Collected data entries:
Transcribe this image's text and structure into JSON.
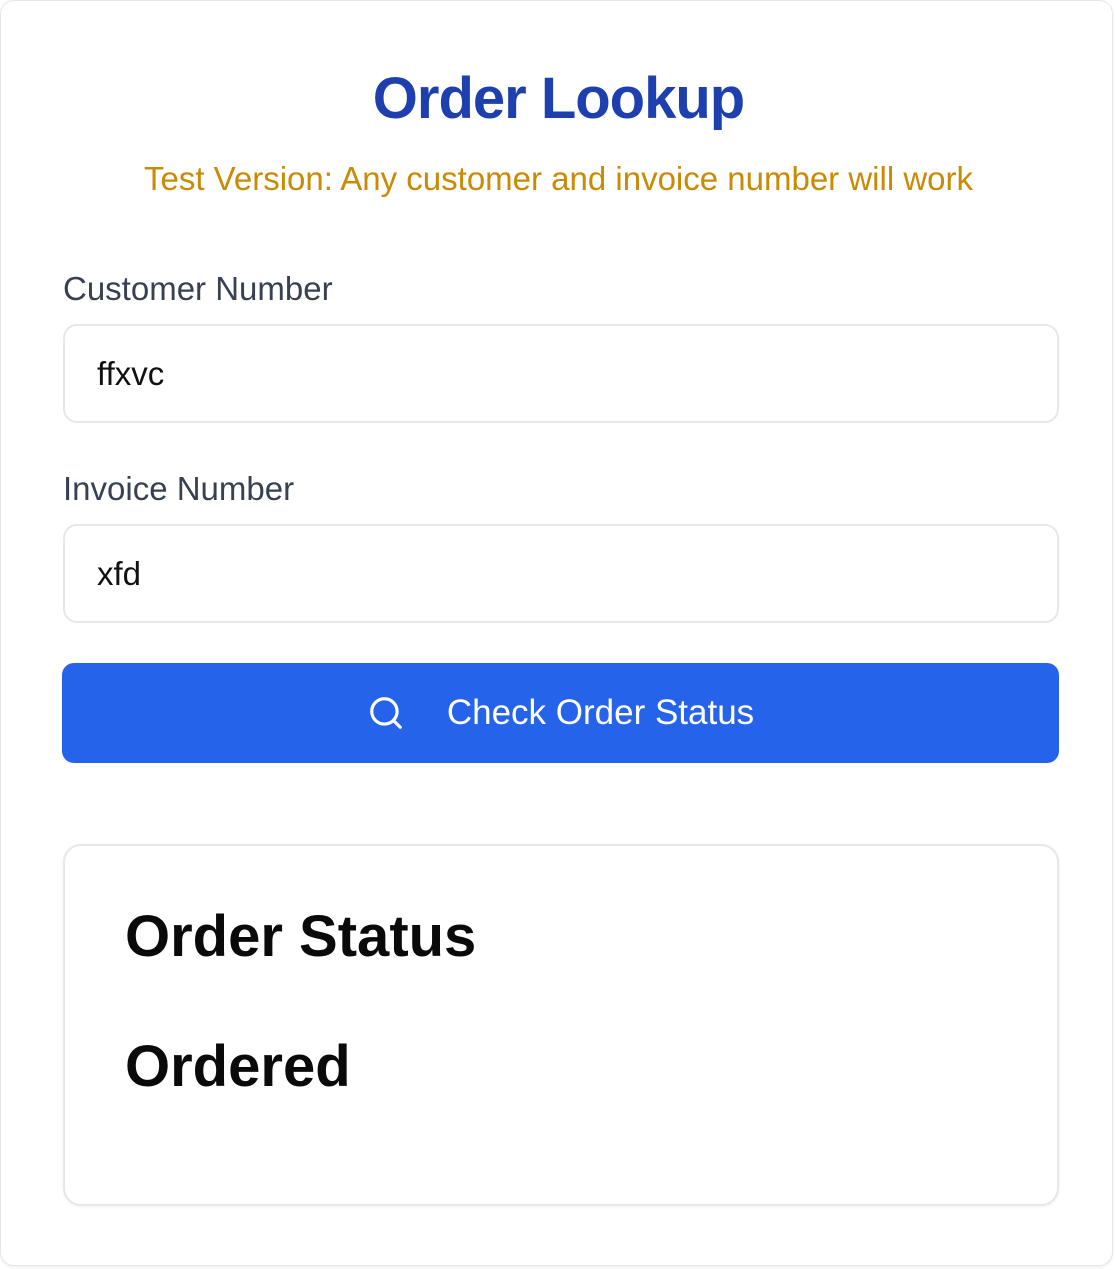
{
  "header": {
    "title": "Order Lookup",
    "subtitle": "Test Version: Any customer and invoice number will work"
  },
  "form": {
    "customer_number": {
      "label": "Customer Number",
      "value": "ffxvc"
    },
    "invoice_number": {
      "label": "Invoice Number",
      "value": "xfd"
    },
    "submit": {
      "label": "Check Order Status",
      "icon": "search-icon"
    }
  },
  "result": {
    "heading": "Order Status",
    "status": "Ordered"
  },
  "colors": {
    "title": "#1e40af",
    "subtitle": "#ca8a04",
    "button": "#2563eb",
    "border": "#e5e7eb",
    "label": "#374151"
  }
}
* * *
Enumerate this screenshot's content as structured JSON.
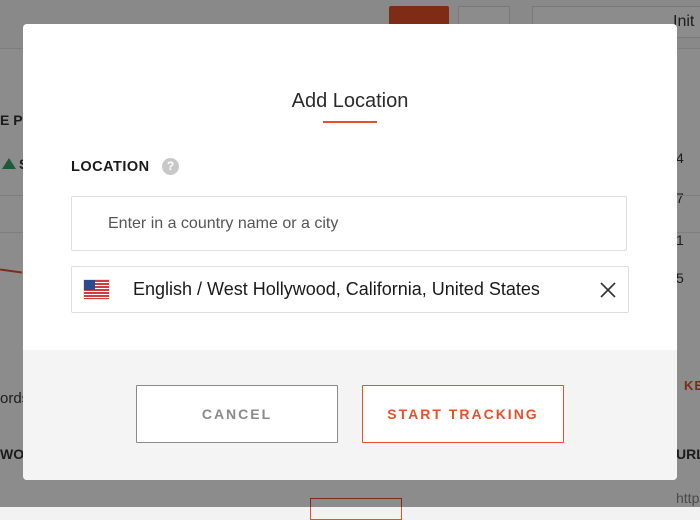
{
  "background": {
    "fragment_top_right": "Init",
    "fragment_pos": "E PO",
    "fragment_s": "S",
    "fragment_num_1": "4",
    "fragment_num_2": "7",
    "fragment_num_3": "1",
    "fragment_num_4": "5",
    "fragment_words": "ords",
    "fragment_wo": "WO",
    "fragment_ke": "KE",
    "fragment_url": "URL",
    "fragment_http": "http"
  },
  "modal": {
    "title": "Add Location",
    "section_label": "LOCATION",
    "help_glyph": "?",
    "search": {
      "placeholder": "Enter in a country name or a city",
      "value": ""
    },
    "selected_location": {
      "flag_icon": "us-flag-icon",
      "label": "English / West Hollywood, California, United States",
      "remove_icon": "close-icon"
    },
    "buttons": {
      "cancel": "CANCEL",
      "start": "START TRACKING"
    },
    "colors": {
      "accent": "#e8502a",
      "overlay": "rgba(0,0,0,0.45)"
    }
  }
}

- _Directive_:
Of the lines above, how many contain the string "JSON"? Only the number is required.

- _Answer to this problem_:
2